What you should do: Each record below is to be copied word for word, with pictures removed.

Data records

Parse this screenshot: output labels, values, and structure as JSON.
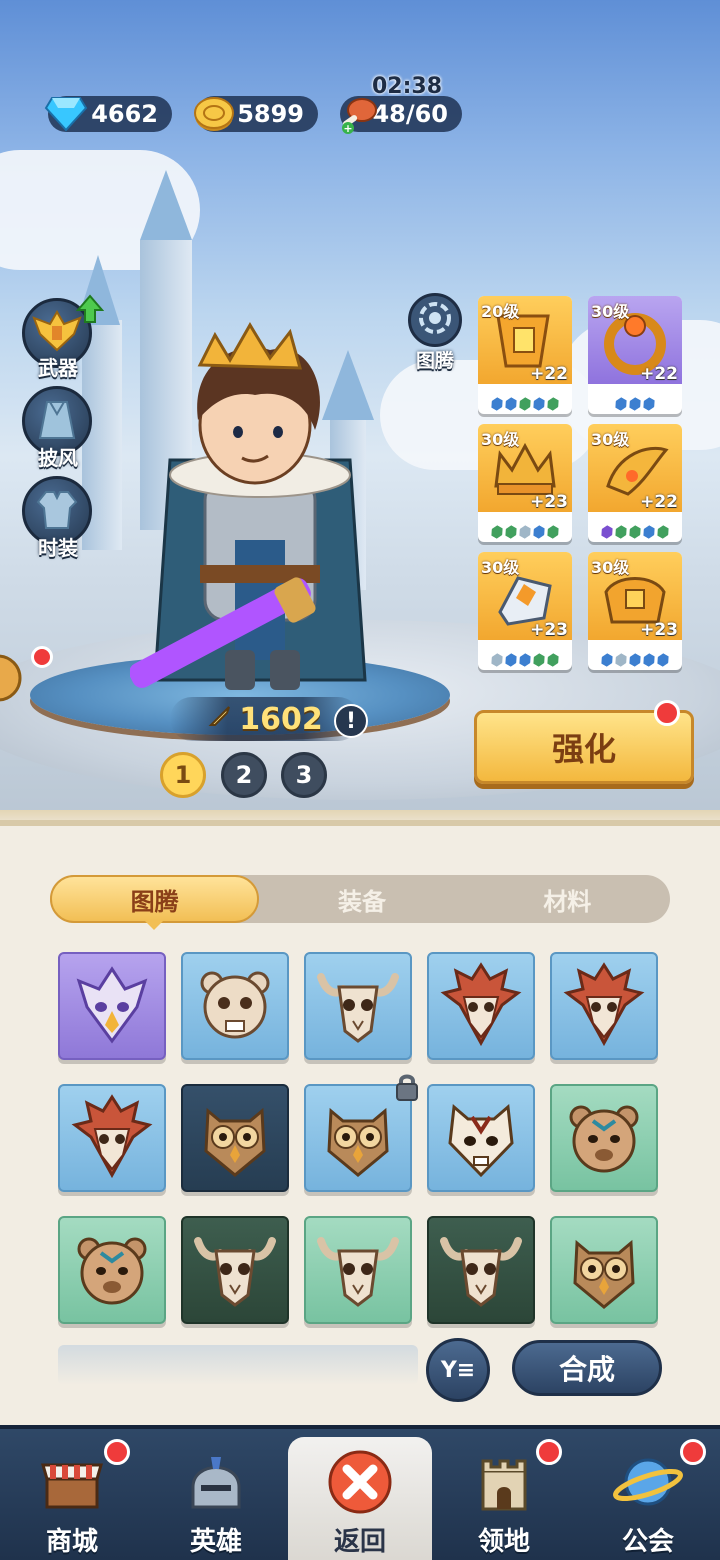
{
  "resources": {
    "gems": "4662",
    "gold": "5899",
    "stamina": "48/60",
    "stamina_timer": "02:38"
  },
  "side_buttons": {
    "weapon": "武器",
    "cloak": "披风",
    "costume": "时装"
  },
  "hero": {
    "power": "1602",
    "info": "!"
  },
  "pages": [
    "1",
    "2",
    "3"
  ],
  "totem": {
    "label": "图腾"
  },
  "equipment": [
    {
      "level": "20级",
      "plus": "+22",
      "rarity": "orange",
      "gems": [
        "#3c7fd0",
        "#3c7fd0",
        "#41a05e",
        "#3c7fd0",
        "#41a05e"
      ]
    },
    {
      "level": "30级",
      "plus": "+22",
      "rarity": "purple",
      "gems": [
        "#3c7fd0",
        "#3c7fd0",
        "#3c7fd0"
      ]
    },
    {
      "level": "30级",
      "plus": "+23",
      "rarity": "orange",
      "gems": [
        "#41a05e",
        "#41a05e",
        "#9fb6c7",
        "#3c7fd0",
        "#41a05e"
      ]
    },
    {
      "level": "30级",
      "plus": "+22",
      "rarity": "orange",
      "gems": [
        "#7a4fd0",
        "#41a05e",
        "#41a05e",
        "#3c7fd0",
        "#41a05e"
      ]
    },
    {
      "level": "30级",
      "plus": "+23",
      "rarity": "orange",
      "gems": [
        "#9fb6c7",
        "#3c7fd0",
        "#3c7fd0",
        "#41a05e",
        "#41a05e"
      ]
    },
    {
      "level": "30级",
      "plus": "+23",
      "rarity": "orange",
      "gems": [
        "#3c7fd0",
        "#9fb6c7",
        "#3c7fd0",
        "#3c7fd0",
        "#3c7fd0"
      ]
    }
  ],
  "upgrade_button": "强化",
  "tabs": [
    "图腾",
    "装备",
    "材料"
  ],
  "grid": [
    {
      "color": "purple",
      "icon": "eagle-mask-icon"
    },
    {
      "color": "blue",
      "icon": "bear-skull-icon"
    },
    {
      "color": "blue",
      "icon": "bull-skull-icon"
    },
    {
      "color": "blue",
      "icon": "eagle-skull-icon"
    },
    {
      "color": "blue",
      "icon": "eagle-skull-icon"
    },
    {
      "color": "blue",
      "icon": "eagle-skull-icon"
    },
    {
      "color": "darkblue",
      "icon": "owl-mask-icon"
    },
    {
      "color": "blue",
      "icon": "owl-mask-icon",
      "locked": true
    },
    {
      "color": "blue",
      "icon": "tiger-skull-icon"
    },
    {
      "color": "green",
      "icon": "bear-mask-icon"
    },
    {
      "color": "green",
      "icon": "bear-mask-icon"
    },
    {
      "color": "darkgreen",
      "icon": "bull-skull-icon"
    },
    {
      "color": "green",
      "icon": "bull-skull-icon"
    },
    {
      "color": "darkgreen",
      "icon": "bull-skull-icon"
    },
    {
      "color": "green",
      "icon": "owl-mask-icon"
    }
  ],
  "filter_button": "Y≡",
  "merge_button": "合成",
  "nav": [
    {
      "label": "商城",
      "icon": "shop-icon",
      "badge": true
    },
    {
      "label": "英雄",
      "icon": "helmet-icon",
      "badge": false
    },
    {
      "label": "返回",
      "icon": "close-icon",
      "badge": false,
      "active": true
    },
    {
      "label": "领地",
      "icon": "castle-icon",
      "badge": true
    },
    {
      "label": "公会",
      "icon": "planet-icon",
      "badge": true
    }
  ]
}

Written reply:
Parse this screenshot: output labels, values, and structure as JSON.
{
  "resources": {
    "gems": "4662",
    "gold": "5899",
    "stamina": "48/60",
    "stamina_timer": "02:38"
  },
  "side_buttons": {
    "weapon": "武器",
    "cloak": "披风",
    "costume": "时装"
  },
  "hero": {
    "power": "1602",
    "info": "!"
  },
  "pages": [
    "1",
    "2",
    "3"
  ],
  "totem": {
    "label": "图腾"
  },
  "equipment": [
    {
      "level": "20级",
      "plus": "+22",
      "rarity": "orange",
      "gems": [
        "#3c7fd0",
        "#3c7fd0",
        "#41a05e",
        "#3c7fd0",
        "#41a05e"
      ]
    },
    {
      "level": "30级",
      "plus": "+22",
      "rarity": "purple",
      "gems": [
        "#3c7fd0",
        "#3c7fd0",
        "#3c7fd0"
      ]
    },
    {
      "level": "30级",
      "plus": "+23",
      "rarity": "orange",
      "gems": [
        "#41a05e",
        "#41a05e",
        "#9fb6c7",
        "#3c7fd0",
        "#41a05e"
      ]
    },
    {
      "level": "30级",
      "plus": "+22",
      "rarity": "orange",
      "gems": [
        "#7a4fd0",
        "#41a05e",
        "#41a05e",
        "#3c7fd0",
        "#41a05e"
      ]
    },
    {
      "level": "30级",
      "plus": "+23",
      "rarity": "orange",
      "gems": [
        "#9fb6c7",
        "#3c7fd0",
        "#3c7fd0",
        "#41a05e",
        "#41a05e"
      ]
    },
    {
      "level": "30级",
      "plus": "+23",
      "rarity": "orange",
      "gems": [
        "#3c7fd0",
        "#9fb6c7",
        "#3c7fd0",
        "#3c7fd0",
        "#3c7fd0"
      ]
    }
  ],
  "upgrade_button": "强化",
  "tabs": [
    "图腾",
    "装备",
    "材料"
  ],
  "grid": [
    {
      "color": "purple",
      "icon": "eagle-mask-icon"
    },
    {
      "color": "blue",
      "icon": "bear-skull-icon"
    },
    {
      "color": "blue",
      "icon": "bull-skull-icon"
    },
    {
      "color": "blue",
      "icon": "eagle-skull-icon"
    },
    {
      "color": "blue",
      "icon": "eagle-skull-icon"
    },
    {
      "color": "blue",
      "icon": "eagle-skull-icon"
    },
    {
      "color": "darkblue",
      "icon": "owl-mask-icon"
    },
    {
      "color": "blue",
      "icon": "owl-mask-icon",
      "locked": true
    },
    {
      "color": "blue",
      "icon": "tiger-skull-icon"
    },
    {
      "color": "green",
      "icon": "bear-mask-icon"
    },
    {
      "color": "green",
      "icon": "bear-mask-icon"
    },
    {
      "color": "darkgreen",
      "icon": "bull-skull-icon"
    },
    {
      "color": "green",
      "icon": "bull-skull-icon"
    },
    {
      "color": "darkgreen",
      "icon": "bull-skull-icon"
    },
    {
      "color": "green",
      "icon": "owl-mask-icon"
    }
  ],
  "filter_button": "Y≡",
  "merge_button": "合成",
  "nav": [
    {
      "label": "商城",
      "icon": "shop-icon",
      "badge": true
    },
    {
      "label": "英雄",
      "icon": "helmet-icon",
      "badge": false
    },
    {
      "label": "返回",
      "icon": "close-icon",
      "badge": false,
      "active": true
    },
    {
      "label": "领地",
      "icon": "castle-icon",
      "badge": true
    },
    {
      "label": "公会",
      "icon": "planet-icon",
      "badge": true
    }
  ]
}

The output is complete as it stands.